Task to carry out> Wherever "月国内新能源车产量渗透率再创历史新高" appears in a line, copy that line.

Data records:
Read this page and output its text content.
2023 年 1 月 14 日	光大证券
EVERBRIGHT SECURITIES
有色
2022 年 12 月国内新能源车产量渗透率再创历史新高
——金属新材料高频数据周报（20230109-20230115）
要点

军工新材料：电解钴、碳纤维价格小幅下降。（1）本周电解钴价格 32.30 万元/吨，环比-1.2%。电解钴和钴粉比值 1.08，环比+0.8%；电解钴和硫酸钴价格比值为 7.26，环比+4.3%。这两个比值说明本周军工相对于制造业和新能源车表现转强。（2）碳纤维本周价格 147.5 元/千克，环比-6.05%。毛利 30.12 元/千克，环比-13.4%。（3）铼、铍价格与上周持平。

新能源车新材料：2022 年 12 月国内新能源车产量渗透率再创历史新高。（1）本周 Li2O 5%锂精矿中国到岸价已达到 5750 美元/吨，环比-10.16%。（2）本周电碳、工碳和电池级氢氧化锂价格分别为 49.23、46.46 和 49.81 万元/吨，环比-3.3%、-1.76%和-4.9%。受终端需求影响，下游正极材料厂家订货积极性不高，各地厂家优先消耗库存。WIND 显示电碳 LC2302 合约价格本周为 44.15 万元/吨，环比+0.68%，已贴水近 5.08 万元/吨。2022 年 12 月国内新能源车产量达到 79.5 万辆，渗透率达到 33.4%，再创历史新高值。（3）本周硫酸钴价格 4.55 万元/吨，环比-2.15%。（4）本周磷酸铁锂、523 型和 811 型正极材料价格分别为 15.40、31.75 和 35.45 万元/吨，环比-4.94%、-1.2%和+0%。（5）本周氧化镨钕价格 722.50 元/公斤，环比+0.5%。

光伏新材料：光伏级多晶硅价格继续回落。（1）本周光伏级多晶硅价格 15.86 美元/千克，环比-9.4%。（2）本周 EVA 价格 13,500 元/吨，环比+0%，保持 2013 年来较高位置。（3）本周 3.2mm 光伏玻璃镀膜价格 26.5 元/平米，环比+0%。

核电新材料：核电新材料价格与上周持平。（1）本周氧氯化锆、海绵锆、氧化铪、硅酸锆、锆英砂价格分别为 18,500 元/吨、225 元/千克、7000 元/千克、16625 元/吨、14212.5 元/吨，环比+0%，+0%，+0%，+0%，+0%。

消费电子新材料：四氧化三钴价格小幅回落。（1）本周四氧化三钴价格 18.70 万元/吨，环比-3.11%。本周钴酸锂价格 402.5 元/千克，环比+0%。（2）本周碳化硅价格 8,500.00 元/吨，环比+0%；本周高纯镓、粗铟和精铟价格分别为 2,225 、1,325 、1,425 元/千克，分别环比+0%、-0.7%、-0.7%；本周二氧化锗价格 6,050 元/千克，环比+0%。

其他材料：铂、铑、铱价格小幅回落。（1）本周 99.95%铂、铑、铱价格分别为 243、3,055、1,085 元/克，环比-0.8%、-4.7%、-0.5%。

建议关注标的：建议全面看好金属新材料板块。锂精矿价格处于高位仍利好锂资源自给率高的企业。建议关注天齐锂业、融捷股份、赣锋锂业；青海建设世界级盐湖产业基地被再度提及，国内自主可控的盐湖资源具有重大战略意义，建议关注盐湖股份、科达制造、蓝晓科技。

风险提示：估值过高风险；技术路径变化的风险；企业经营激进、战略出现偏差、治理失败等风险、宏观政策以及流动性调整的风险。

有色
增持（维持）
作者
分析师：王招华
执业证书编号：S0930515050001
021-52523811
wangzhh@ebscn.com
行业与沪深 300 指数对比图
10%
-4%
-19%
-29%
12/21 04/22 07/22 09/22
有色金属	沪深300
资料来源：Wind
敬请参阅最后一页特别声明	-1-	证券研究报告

Solution for this problem>
2022 年 12 月国内新能源车产量渗透率再创历史新高
新能源车新材料：2022 年 12 月国内新能源车产量渗透率再创历史新高。（1）本周 Li2O 5%锂精矿中国到岸价已达到 5750 美元/吨，环比-10.16%。（2）本周电碳、工碳和电池级氢氧化锂价格分别为 49.23、46.46 和 49.81 万元/吨，环比-3.3%、-1.76%和-4.9%。受终端需求影响，下游正极材料厂家订货积极性不高，各地厂家优先消耗库存。WIND 显示电碳 LC2302 合约价格本周为 44.15 万元/吨，环比+0.68%，已贴水近 5.08 万元/吨。2022 年 12 月国内新能源车产量达到 79.5 万辆，渗透率达到 33.4%，再创历史新高值。（3）本周硫酸钴价格 4.55 万元/吨，环比-2.15%。（4）本周磷酸铁锂、523 型和 811 型正极材料价格分别为 15.40、31.75 和 35.45 万元/吨，环比-4.94%、-1.2%和+0%。（5）本周氧化镨钕价格 722.50 元/公斤，环比+0.5%。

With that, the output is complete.